--- begin Record set ---

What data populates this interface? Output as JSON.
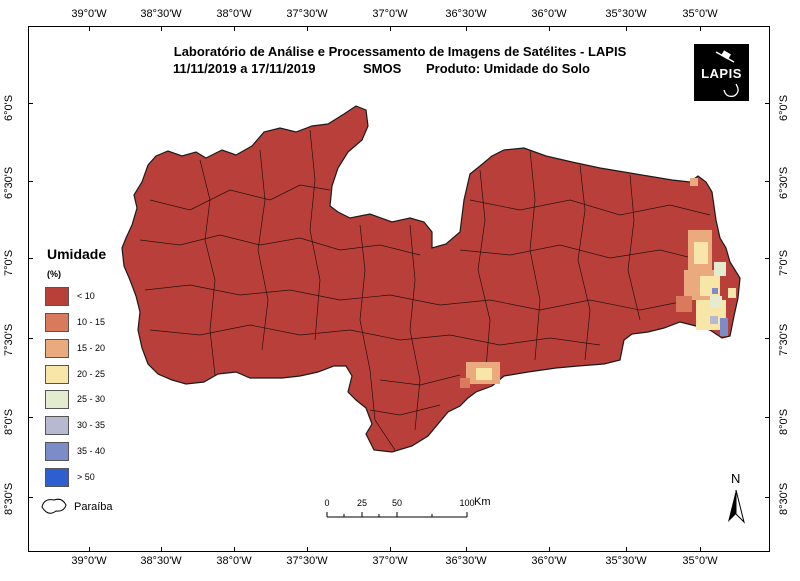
{
  "title": "Laboratório de Análise e Processamento de Imagens de Satélites - LAPIS",
  "subtitle": {
    "dates": "11/11/2019  a  17/11/2019",
    "sensor": "SMOS",
    "product": "Produto: Umidade do Solo"
  },
  "logo": {
    "text": "LAPIS"
  },
  "longitude_ticks": [
    "39°0'W",
    "38°30'W",
    "38°0'W",
    "37°30'W",
    "37°0'W",
    "36°30'W",
    "36°0'W",
    "35°30'W",
    "35°0'W"
  ],
  "latitude_ticks": [
    "6°0'S",
    "6°30'S",
    "7°0'S",
    "7°30'S",
    "8°0'S",
    "8°30'S"
  ],
  "legend": {
    "title": "Umidade",
    "unit": "(%)",
    "items": [
      {
        "label": "< 10",
        "color": "#b9403a"
      },
      {
        "label": "10 - 15",
        "color": "#d97a5c"
      },
      {
        "label": "15 - 20",
        "color": "#ebaa7e"
      },
      {
        "label": "20 - 25",
        "color": "#f8e6a8"
      },
      {
        "label": "25 - 30",
        "color": "#e4ebcf"
      },
      {
        "label": "30 - 35",
        "color": "#b7b9d1"
      },
      {
        "label": "35 - 40",
        "color": "#7b8cc9"
      },
      {
        "label": "> 50",
        "color": "#2e5fd0"
      }
    ]
  },
  "boundary_label": "Paraíba",
  "scale_bar": {
    "ticks": [
      "0",
      "25",
      "50",
      "100"
    ],
    "unit": "Km"
  },
  "north_label": "N",
  "map_colors": {
    "base": "#b9403a",
    "border": "#1a1a1a"
  }
}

--- end Record set ---

* **Exercise task**
Reproduce the whole listing above word for word, but not its pictures.

* **Answer to this task**
What data populates this interface? Output as JSON.
{
  "title": "Laboratório de Análise e Processamento de Imagens de Satélites - LAPIS",
  "subtitle": {
    "dates": "11/11/2019  a  17/11/2019",
    "sensor": "SMOS",
    "product": "Produto: Umidade do Solo"
  },
  "logo": {
    "text": "LAPIS"
  },
  "longitude_ticks": [
    "39°0'W",
    "38°30'W",
    "38°0'W",
    "37°30'W",
    "37°0'W",
    "36°30'W",
    "36°0'W",
    "35°30'W",
    "35°0'W"
  ],
  "latitude_ticks": [
    "6°0'S",
    "6°30'S",
    "7°0'S",
    "7°30'S",
    "8°0'S",
    "8°30'S"
  ],
  "legend": {
    "title": "Umidade",
    "unit": "(%)",
    "items": [
      {
        "label": "< 10",
        "color": "#b9403a"
      },
      {
        "label": "10 - 15",
        "color": "#d97a5c"
      },
      {
        "label": "15 - 20",
        "color": "#ebaa7e"
      },
      {
        "label": "20 - 25",
        "color": "#f8e6a8"
      },
      {
        "label": "25 - 30",
        "color": "#e4ebcf"
      },
      {
        "label": "30 - 35",
        "color": "#b7b9d1"
      },
      {
        "label": "35 - 40",
        "color": "#7b8cc9"
      },
      {
        "label": "> 50",
        "color": "#2e5fd0"
      }
    ]
  },
  "boundary_label": "Paraíba",
  "scale_bar": {
    "ticks": [
      "0",
      "25",
      "50",
      "100"
    ],
    "unit": "Km"
  },
  "north_label": "N",
  "map_colors": {
    "base": "#b9403a",
    "border": "#1a1a1a"
  }
}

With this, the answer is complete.